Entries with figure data
§

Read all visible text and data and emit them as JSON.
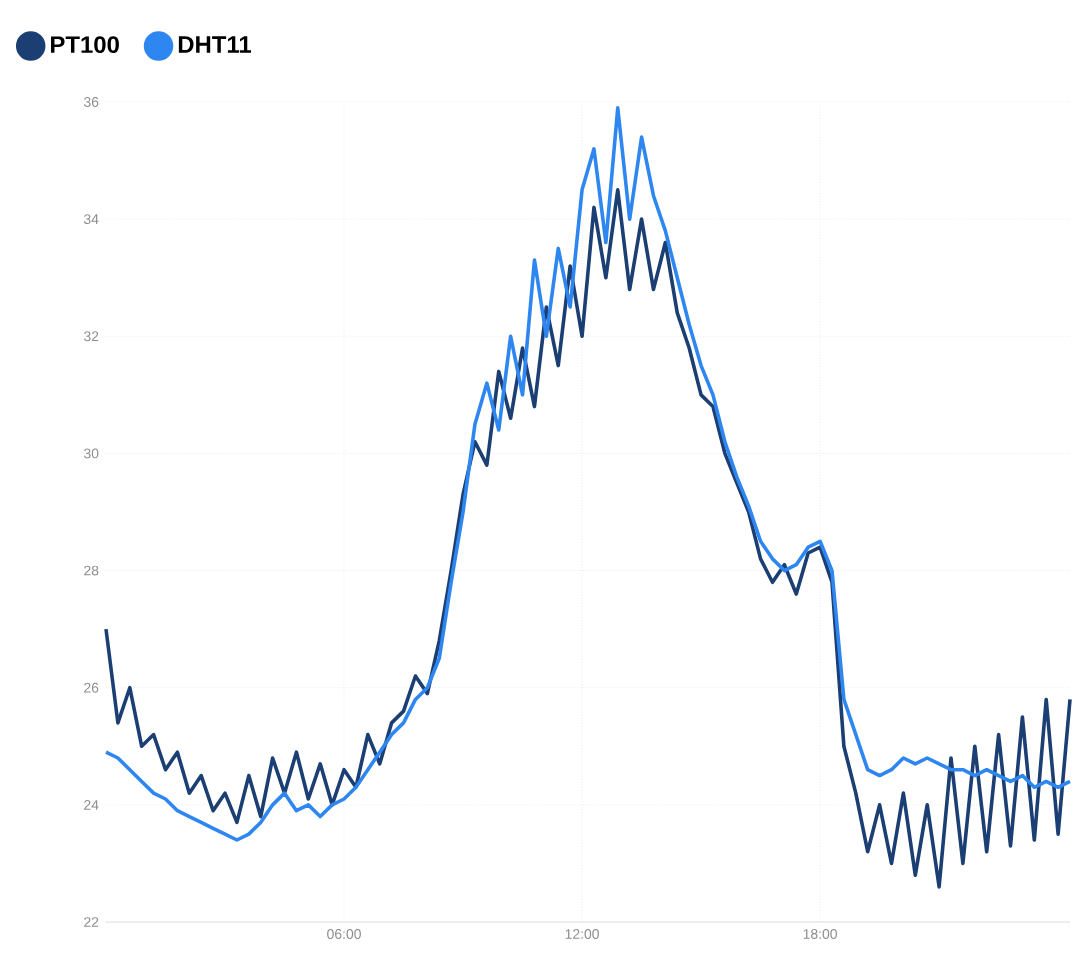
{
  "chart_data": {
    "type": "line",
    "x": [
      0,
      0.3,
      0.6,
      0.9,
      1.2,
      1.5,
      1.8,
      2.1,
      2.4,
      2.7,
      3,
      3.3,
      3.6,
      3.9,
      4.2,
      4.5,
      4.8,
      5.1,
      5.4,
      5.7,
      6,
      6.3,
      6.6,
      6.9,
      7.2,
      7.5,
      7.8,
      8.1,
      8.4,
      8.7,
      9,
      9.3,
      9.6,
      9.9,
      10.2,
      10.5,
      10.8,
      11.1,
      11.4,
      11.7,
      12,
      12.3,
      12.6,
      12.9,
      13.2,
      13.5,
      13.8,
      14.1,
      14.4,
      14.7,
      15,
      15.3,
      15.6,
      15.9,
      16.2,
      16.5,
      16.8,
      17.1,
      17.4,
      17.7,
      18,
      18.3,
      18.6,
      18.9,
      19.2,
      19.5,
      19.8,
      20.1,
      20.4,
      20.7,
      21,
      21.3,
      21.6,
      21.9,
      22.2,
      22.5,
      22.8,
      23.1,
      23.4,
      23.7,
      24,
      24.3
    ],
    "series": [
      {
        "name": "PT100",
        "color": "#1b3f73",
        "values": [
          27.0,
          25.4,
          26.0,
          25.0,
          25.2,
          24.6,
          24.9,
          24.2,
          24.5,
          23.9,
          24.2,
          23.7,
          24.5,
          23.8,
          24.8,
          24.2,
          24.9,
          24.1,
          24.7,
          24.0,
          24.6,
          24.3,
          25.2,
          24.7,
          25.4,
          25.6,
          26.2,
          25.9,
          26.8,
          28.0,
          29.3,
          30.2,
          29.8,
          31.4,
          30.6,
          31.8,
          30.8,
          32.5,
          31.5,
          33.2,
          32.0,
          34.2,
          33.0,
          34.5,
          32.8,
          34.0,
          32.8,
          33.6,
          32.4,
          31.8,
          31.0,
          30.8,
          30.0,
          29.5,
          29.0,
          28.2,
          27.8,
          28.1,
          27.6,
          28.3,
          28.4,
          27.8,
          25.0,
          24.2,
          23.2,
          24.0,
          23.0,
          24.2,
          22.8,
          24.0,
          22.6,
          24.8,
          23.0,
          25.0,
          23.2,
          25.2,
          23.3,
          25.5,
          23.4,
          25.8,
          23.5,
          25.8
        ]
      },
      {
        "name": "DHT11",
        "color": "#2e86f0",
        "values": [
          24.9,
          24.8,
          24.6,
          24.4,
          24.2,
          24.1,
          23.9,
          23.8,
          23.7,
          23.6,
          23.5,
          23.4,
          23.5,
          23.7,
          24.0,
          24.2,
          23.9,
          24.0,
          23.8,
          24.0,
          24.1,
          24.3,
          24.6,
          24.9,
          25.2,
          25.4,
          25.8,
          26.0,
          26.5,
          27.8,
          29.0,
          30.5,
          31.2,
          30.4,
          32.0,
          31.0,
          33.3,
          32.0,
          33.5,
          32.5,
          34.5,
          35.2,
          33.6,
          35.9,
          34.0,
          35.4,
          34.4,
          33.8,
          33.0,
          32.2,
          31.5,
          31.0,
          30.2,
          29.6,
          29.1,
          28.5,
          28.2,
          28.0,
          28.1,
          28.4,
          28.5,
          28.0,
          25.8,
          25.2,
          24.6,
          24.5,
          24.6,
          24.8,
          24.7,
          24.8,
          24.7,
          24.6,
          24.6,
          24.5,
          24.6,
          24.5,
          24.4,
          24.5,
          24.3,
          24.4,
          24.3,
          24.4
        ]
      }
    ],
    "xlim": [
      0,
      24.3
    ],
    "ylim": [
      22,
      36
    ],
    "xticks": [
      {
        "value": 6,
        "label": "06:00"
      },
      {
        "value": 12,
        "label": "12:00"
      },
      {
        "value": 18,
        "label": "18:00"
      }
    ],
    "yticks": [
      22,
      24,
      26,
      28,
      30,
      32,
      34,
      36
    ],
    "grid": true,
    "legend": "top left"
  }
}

§

Transcribe all the records above word for word, without their images.

Read all visible text and data and emit them as JSON.
{
  "chart_data": {
    "type": "line",
    "x": [
      0,
      0.3,
      0.6,
      0.9,
      1.2,
      1.5,
      1.8,
      2.1,
      2.4,
      2.7,
      3,
      3.3,
      3.6,
      3.9,
      4.2,
      4.5,
      4.8,
      5.1,
      5.4,
      5.7,
      6,
      6.3,
      6.6,
      6.9,
      7.2,
      7.5,
      7.8,
      8.1,
      8.4,
      8.7,
      9,
      9.3,
      9.6,
      9.9,
      10.2,
      10.5,
      10.8,
      11.1,
      11.4,
      11.7,
      12,
      12.3,
      12.6,
      12.9,
      13.2,
      13.5,
      13.8,
      14.1,
      14.4,
      14.7,
      15,
      15.3,
      15.6,
      15.9,
      16.2,
      16.5,
      16.8,
      17.1,
      17.4,
      17.7,
      18,
      18.3,
      18.6,
      18.9,
      19.2,
      19.5,
      19.8,
      20.1,
      20.4,
      20.7,
      21,
      21.3,
      21.6,
      21.9,
      22.2,
      22.5,
      22.8,
      23.1,
      23.4,
      23.7,
      24,
      24.3
    ],
    "series": [
      {
        "name": "PT100",
        "color": "#1b3f73",
        "values": [
          27.0,
          25.4,
          26.0,
          25.0,
          25.2,
          24.6,
          24.9,
          24.2,
          24.5,
          23.9,
          24.2,
          23.7,
          24.5,
          23.8,
          24.8,
          24.2,
          24.9,
          24.1,
          24.7,
          24.0,
          24.6,
          24.3,
          25.2,
          24.7,
          25.4,
          25.6,
          26.2,
          25.9,
          26.8,
          28.0,
          29.3,
          30.2,
          29.8,
          31.4,
          30.6,
          31.8,
          30.8,
          32.5,
          31.5,
          33.2,
          32.0,
          34.2,
          33.0,
          34.5,
          32.8,
          34.0,
          32.8,
          33.6,
          32.4,
          31.8,
          31.0,
          30.8,
          30.0,
          29.5,
          29.0,
          28.2,
          27.8,
          28.1,
          27.6,
          28.3,
          28.4,
          27.8,
          25.0,
          24.2,
          23.2,
          24.0,
          23.0,
          24.2,
          22.8,
          24.0,
          22.6,
          24.8,
          23.0,
          25.0,
          23.2,
          25.2,
          23.3,
          25.5,
          23.4,
          25.8,
          23.5,
          25.8
        ]
      },
      {
        "name": "DHT11",
        "color": "#2e86f0",
        "values": [
          24.9,
          24.8,
          24.6,
          24.4,
          24.2,
          24.1,
          23.9,
          23.8,
          23.7,
          23.6,
          23.5,
          23.4,
          23.5,
          23.7,
          24.0,
          24.2,
          23.9,
          24.0,
          23.8,
          24.0,
          24.1,
          24.3,
          24.6,
          24.9,
          25.2,
          25.4,
          25.8,
          26.0,
          26.5,
          27.8,
          29.0,
          30.5,
          31.2,
          30.4,
          32.0,
          31.0,
          33.3,
          32.0,
          33.5,
          32.5,
          34.5,
          35.2,
          33.6,
          35.9,
          34.0,
          35.4,
          34.4,
          33.8,
          33.0,
          32.2,
          31.5,
          31.0,
          30.2,
          29.6,
          29.1,
          28.5,
          28.2,
          28.0,
          28.1,
          28.4,
          28.5,
          28.0,
          25.8,
          25.2,
          24.6,
          24.5,
          24.6,
          24.8,
          24.7,
          24.8,
          24.7,
          24.6,
          24.6,
          24.5,
          24.6,
          24.5,
          24.4,
          24.5,
          24.3,
          24.4,
          24.3,
          24.4
        ]
      }
    ],
    "xlim": [
      0,
      24.3
    ],
    "ylim": [
      22,
      36
    ],
    "xticks": [
      {
        "value": 6,
        "label": "06:00"
      },
      {
        "value": 12,
        "label": "12:00"
      },
      {
        "value": 18,
        "label": "18:00"
      }
    ],
    "yticks": [
      22,
      24,
      26,
      28,
      30,
      32,
      34,
      36
    ],
    "grid": true,
    "legend": "top left"
  }
}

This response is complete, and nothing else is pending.